**INSTRUCTIONS FOR THE TASK**: Search the entries for the word "JSON" and pull out each line that has it.
-- begin --
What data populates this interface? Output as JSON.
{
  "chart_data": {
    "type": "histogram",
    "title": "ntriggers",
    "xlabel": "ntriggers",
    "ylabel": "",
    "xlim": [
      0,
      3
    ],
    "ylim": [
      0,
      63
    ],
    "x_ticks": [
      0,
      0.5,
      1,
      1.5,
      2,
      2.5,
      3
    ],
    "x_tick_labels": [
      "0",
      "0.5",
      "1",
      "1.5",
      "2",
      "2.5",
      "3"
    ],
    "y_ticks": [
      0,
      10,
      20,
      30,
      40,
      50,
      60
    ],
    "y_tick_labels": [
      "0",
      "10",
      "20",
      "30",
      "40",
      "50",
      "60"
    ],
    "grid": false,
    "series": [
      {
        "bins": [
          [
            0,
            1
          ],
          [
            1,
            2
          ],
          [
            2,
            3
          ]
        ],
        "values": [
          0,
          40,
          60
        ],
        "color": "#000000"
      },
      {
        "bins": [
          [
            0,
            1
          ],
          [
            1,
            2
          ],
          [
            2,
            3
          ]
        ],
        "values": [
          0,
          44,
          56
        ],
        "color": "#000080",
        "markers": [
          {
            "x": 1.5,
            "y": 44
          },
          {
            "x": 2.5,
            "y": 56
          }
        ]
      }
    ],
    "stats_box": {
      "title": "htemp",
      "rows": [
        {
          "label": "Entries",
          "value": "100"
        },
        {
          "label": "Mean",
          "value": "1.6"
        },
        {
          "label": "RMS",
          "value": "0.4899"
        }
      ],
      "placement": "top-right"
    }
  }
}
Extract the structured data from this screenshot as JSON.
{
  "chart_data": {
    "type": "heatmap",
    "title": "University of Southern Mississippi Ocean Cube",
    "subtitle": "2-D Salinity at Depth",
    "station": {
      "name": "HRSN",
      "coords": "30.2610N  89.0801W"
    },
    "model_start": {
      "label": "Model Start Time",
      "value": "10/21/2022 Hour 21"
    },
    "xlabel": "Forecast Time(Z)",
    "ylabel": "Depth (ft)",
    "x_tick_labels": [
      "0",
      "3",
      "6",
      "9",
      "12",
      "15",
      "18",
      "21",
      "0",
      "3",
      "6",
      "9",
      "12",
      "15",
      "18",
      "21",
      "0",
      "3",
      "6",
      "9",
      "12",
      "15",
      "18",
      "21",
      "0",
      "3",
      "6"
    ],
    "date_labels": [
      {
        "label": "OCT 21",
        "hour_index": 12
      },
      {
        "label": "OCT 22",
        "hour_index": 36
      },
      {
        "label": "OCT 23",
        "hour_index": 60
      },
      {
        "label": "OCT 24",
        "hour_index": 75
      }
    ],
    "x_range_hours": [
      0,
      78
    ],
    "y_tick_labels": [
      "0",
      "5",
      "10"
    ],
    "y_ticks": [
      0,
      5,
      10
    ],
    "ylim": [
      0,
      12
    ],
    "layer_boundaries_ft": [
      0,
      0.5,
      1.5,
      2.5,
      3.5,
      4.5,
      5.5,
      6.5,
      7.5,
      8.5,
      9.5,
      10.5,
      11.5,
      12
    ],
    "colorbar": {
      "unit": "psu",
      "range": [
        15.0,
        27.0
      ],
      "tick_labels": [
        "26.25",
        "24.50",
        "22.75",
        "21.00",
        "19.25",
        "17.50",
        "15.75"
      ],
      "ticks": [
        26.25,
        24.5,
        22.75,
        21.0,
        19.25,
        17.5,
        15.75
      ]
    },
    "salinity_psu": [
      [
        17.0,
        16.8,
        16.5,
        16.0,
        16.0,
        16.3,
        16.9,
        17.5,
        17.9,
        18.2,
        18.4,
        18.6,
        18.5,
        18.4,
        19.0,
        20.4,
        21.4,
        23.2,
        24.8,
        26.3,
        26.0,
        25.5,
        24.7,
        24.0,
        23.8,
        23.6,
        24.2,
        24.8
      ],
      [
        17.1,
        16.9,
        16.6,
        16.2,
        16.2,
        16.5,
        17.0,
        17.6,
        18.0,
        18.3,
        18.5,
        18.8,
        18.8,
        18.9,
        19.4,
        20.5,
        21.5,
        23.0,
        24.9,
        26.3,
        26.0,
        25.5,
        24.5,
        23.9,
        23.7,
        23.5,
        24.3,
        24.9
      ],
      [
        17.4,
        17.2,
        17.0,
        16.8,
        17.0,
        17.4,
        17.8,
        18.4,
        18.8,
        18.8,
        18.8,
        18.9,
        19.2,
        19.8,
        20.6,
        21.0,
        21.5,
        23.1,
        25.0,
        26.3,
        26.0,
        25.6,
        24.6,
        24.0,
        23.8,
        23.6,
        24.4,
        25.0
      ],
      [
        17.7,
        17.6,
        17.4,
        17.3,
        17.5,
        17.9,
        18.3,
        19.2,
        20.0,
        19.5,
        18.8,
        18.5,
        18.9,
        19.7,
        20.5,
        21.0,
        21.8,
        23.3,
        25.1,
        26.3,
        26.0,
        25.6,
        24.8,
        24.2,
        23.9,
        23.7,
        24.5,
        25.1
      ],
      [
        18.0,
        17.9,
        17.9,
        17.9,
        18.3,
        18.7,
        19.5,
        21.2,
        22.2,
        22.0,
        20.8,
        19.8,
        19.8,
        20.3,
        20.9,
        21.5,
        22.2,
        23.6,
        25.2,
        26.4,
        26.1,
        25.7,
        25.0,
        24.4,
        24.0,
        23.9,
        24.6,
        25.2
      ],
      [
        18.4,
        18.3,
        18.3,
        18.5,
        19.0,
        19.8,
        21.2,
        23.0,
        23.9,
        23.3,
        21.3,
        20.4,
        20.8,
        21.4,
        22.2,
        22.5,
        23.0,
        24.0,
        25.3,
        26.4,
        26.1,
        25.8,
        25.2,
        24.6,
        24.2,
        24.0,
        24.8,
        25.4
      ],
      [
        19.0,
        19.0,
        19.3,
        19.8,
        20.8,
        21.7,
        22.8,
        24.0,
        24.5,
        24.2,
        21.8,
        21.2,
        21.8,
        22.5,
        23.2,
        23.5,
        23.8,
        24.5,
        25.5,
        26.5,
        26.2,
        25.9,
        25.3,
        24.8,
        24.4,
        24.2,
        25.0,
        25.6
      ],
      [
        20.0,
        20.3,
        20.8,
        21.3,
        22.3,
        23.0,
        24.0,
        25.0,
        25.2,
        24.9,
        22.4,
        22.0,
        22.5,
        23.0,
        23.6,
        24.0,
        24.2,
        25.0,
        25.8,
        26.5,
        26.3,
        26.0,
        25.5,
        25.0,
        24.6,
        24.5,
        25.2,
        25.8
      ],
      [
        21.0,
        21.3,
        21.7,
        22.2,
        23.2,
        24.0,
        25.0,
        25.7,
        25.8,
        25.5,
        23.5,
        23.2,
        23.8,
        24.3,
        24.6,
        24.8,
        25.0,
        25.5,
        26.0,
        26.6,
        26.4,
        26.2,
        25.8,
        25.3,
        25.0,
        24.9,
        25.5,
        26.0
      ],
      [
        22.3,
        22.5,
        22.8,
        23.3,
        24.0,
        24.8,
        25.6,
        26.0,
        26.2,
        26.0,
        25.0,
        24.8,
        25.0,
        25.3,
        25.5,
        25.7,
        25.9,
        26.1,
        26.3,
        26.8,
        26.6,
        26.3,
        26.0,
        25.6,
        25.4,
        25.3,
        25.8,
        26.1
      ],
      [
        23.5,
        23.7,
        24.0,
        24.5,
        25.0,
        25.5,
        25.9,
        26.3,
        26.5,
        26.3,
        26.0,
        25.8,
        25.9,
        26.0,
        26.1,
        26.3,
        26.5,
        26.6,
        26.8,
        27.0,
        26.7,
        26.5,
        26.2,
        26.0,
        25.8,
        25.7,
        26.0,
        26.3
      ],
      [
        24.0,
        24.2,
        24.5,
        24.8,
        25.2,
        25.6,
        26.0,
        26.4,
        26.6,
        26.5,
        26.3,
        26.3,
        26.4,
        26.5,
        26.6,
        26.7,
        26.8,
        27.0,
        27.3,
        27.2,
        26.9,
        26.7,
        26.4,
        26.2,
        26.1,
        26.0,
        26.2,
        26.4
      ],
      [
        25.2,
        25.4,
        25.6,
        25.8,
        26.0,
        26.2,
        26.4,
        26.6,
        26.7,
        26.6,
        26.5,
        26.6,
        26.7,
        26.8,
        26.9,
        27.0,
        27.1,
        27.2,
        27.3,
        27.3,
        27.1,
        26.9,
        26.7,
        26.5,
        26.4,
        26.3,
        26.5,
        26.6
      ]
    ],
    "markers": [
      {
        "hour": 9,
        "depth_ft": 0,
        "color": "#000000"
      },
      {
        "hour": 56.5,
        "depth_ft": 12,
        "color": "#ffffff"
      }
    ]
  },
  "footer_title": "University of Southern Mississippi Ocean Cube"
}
-- end --
**ANSWER FOR THE TASK**:
What data populates this interface? Output as JSON.
Extract the structured data from this screenshot as JSON.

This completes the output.